(The task) Exclude the pictures, then copy all remaining records exactly.

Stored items
•••••
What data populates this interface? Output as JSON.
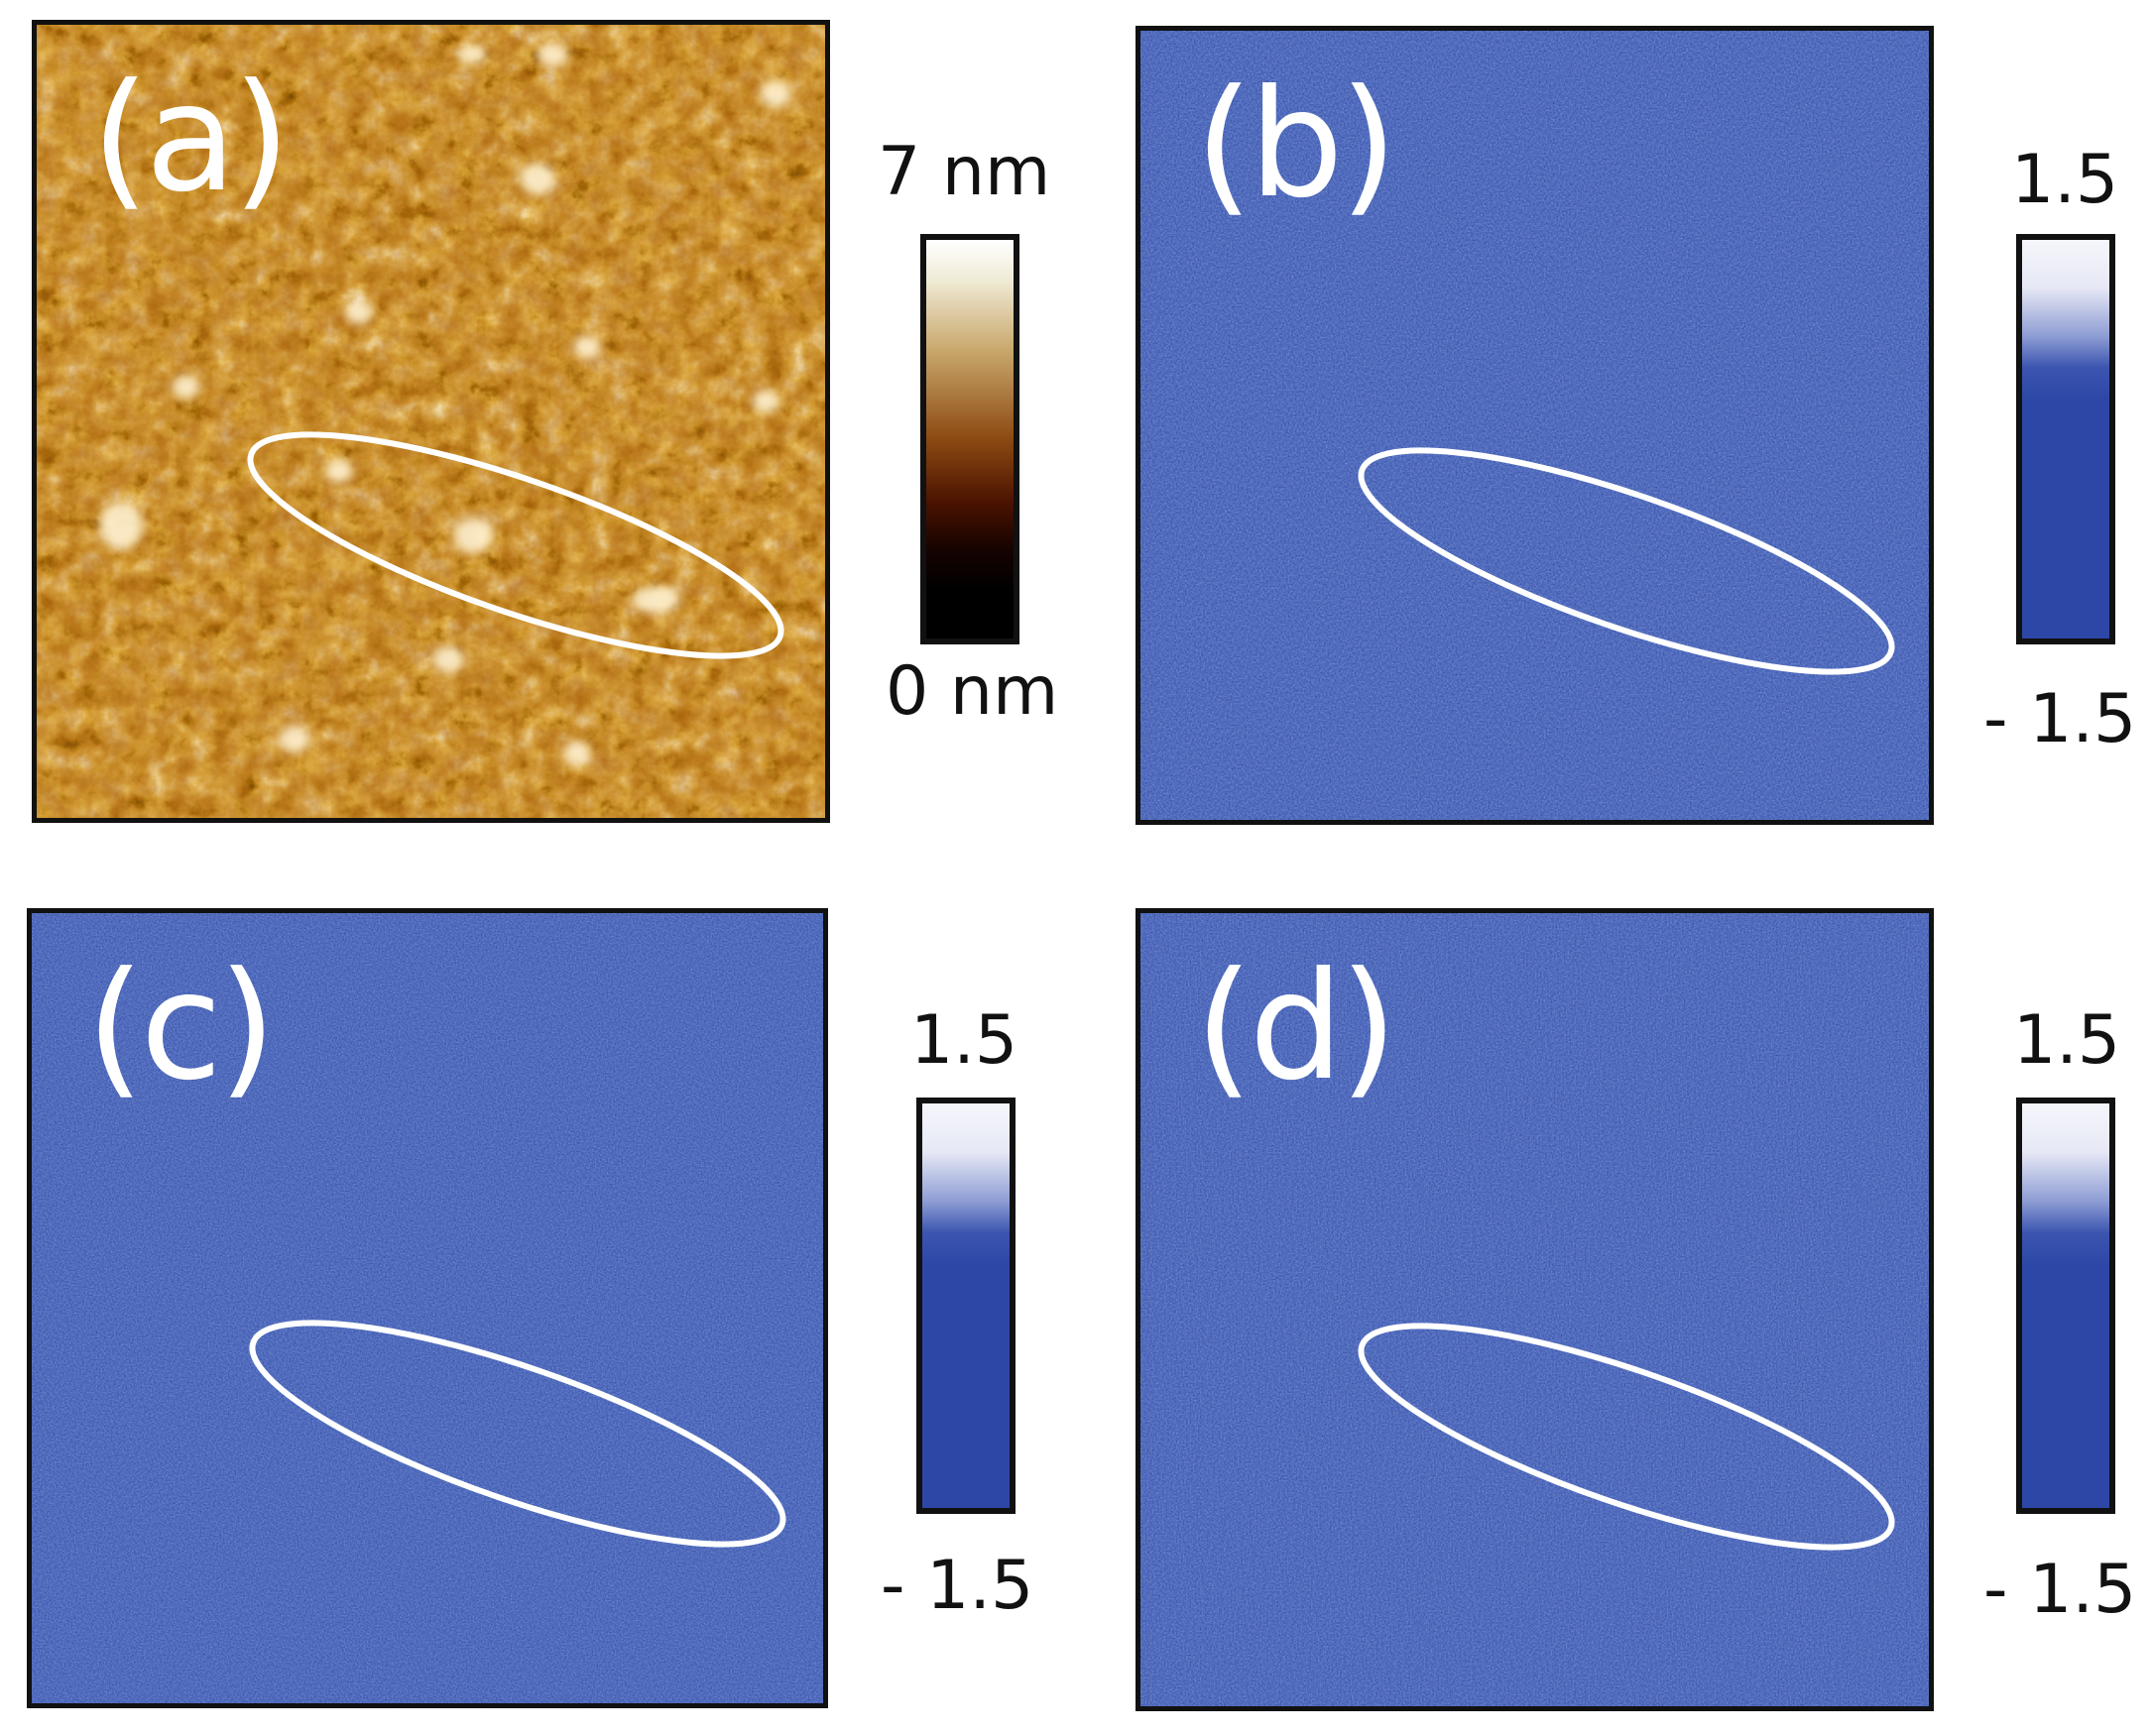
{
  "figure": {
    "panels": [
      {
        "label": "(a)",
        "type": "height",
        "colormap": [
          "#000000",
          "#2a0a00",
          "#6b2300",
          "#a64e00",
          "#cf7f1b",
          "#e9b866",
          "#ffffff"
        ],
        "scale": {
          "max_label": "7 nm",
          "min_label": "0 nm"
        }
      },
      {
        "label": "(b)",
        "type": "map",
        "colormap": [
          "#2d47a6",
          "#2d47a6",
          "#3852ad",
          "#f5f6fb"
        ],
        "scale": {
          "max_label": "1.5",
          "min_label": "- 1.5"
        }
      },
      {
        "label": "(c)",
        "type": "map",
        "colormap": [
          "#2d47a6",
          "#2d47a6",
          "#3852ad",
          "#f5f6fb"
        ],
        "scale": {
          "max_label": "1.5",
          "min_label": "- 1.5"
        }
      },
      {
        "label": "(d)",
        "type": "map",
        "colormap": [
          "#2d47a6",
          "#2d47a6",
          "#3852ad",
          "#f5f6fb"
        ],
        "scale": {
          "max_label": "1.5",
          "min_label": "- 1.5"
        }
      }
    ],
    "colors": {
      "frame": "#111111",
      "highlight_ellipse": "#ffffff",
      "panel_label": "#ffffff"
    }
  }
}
•••••
(Answer to this problem)
What data populates this interface? Output as JSON.
{
  "figure": {
    "panels": [
      {
        "label": "(a)",
        "type": "height",
        "colormap": [
          "#000000",
          "#2a0a00",
          "#6b2300",
          "#a64e00",
          "#cf7f1b",
          "#e9b866",
          "#ffffff"
        ],
        "scale": {
          "max_label": "7 nm",
          "min_label": "0 nm"
        }
      },
      {
        "label": "(b)",
        "type": "map",
        "colormap": [
          "#2d47a6",
          "#2d47a6",
          "#3852ad",
          "#f5f6fb"
        ],
        "scale": {
          "max_label": "1.5",
          "min_label": "- 1.5"
        }
      },
      {
        "label": "(c)",
        "type": "map",
        "colormap": [
          "#2d47a6",
          "#2d47a6",
          "#3852ad",
          "#f5f6fb"
        ],
        "scale": {
          "max_label": "1.5",
          "min_label": "- 1.5"
        }
      },
      {
        "label": "(d)",
        "type": "map",
        "colormap": [
          "#2d47a6",
          "#2d47a6",
          "#3852ad",
          "#f5f6fb"
        ],
        "scale": {
          "max_label": "1.5",
          "min_label": "- 1.5"
        }
      }
    ],
    "colors": {
      "frame": "#111111",
      "highlight_ellipse": "#ffffff",
      "panel_label": "#ffffff"
    }
  }
}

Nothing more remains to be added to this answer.